— Start —

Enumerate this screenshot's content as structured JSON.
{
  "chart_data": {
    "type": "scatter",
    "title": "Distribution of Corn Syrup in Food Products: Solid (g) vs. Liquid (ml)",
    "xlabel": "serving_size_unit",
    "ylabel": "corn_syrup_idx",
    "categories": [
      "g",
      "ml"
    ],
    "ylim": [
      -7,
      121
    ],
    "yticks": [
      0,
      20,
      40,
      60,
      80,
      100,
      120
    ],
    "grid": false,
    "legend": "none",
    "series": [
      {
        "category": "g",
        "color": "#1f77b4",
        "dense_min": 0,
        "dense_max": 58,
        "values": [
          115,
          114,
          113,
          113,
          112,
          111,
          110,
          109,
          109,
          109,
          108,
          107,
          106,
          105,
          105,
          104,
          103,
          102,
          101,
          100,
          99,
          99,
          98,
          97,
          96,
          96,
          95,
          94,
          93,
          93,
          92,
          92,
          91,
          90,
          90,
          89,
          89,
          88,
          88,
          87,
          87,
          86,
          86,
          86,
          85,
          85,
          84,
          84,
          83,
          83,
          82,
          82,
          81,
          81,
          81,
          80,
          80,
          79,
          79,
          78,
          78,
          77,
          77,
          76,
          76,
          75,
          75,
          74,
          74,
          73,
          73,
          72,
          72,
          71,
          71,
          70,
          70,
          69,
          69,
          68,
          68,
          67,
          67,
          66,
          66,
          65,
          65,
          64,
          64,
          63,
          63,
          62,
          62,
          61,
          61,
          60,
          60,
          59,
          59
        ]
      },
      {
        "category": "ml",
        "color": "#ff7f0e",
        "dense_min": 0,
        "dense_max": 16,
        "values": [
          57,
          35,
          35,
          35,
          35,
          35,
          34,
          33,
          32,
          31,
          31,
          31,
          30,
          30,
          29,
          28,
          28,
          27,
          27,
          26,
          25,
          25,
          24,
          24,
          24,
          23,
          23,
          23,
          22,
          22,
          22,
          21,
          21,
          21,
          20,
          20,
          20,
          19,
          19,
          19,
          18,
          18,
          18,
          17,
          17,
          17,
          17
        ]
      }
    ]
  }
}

— End —

** GIVEN TASK **
Repeat each record exactly, leaving nothing out.

** FINAL RESULT **
Enumerate this screenshot's content as structured JSON.
{
  "chart_data": {
    "type": "scatter",
    "title": "Distribution of Corn Syrup in Food Products: Solid (g) vs. Liquid (ml)",
    "xlabel": "serving_size_unit",
    "ylabel": "corn_syrup_idx",
    "categories": [
      "g",
      "ml"
    ],
    "ylim": [
      -7,
      121
    ],
    "yticks": [
      0,
      20,
      40,
      60,
      80,
      100,
      120
    ],
    "grid": false,
    "legend": "none",
    "series": [
      {
        "category": "g",
        "color": "#1f77b4",
        "dense_min": 0,
        "dense_max": 58,
        "values": [
          115,
          114,
          113,
          113,
          112,
          111,
          110,
          109,
          109,
          109,
          108,
          107,
          106,
          105,
          105,
          104,
          103,
          102,
          101,
          100,
          99,
          99,
          98,
          97,
          96,
          96,
          95,
          94,
          93,
          93,
          92,
          92,
          91,
          90,
          90,
          89,
          89,
          88,
          88,
          87,
          87,
          86,
          86,
          86,
          85,
          85,
          84,
          84,
          83,
          83,
          82,
          82,
          81,
          81,
          81,
          80,
          80,
          79,
          79,
          78,
          78,
          77,
          77,
          76,
          76,
          75,
          75,
          74,
          74,
          73,
          73,
          72,
          72,
          71,
          71,
          70,
          70,
          69,
          69,
          68,
          68,
          67,
          67,
          66,
          66,
          65,
          65,
          64,
          64,
          63,
          63,
          62,
          62,
          61,
          61,
          60,
          60,
          59,
          59
        ]
      },
      {
        "category": "ml",
        "color": "#ff7f0e",
        "dense_min": 0,
        "dense_max": 16,
        "values": [
          57,
          35,
          35,
          35,
          35,
          35,
          34,
          33,
          32,
          31,
          31,
          31,
          30,
          30,
          29,
          28,
          28,
          27,
          27,
          26,
          25,
          25,
          24,
          24,
          24,
          23,
          23,
          23,
          22,
          22,
          22,
          21,
          21,
          21,
          20,
          20,
          20,
          19,
          19,
          19,
          18,
          18,
          18,
          17,
          17,
          17,
          17
        ]
      }
    ]
  }
}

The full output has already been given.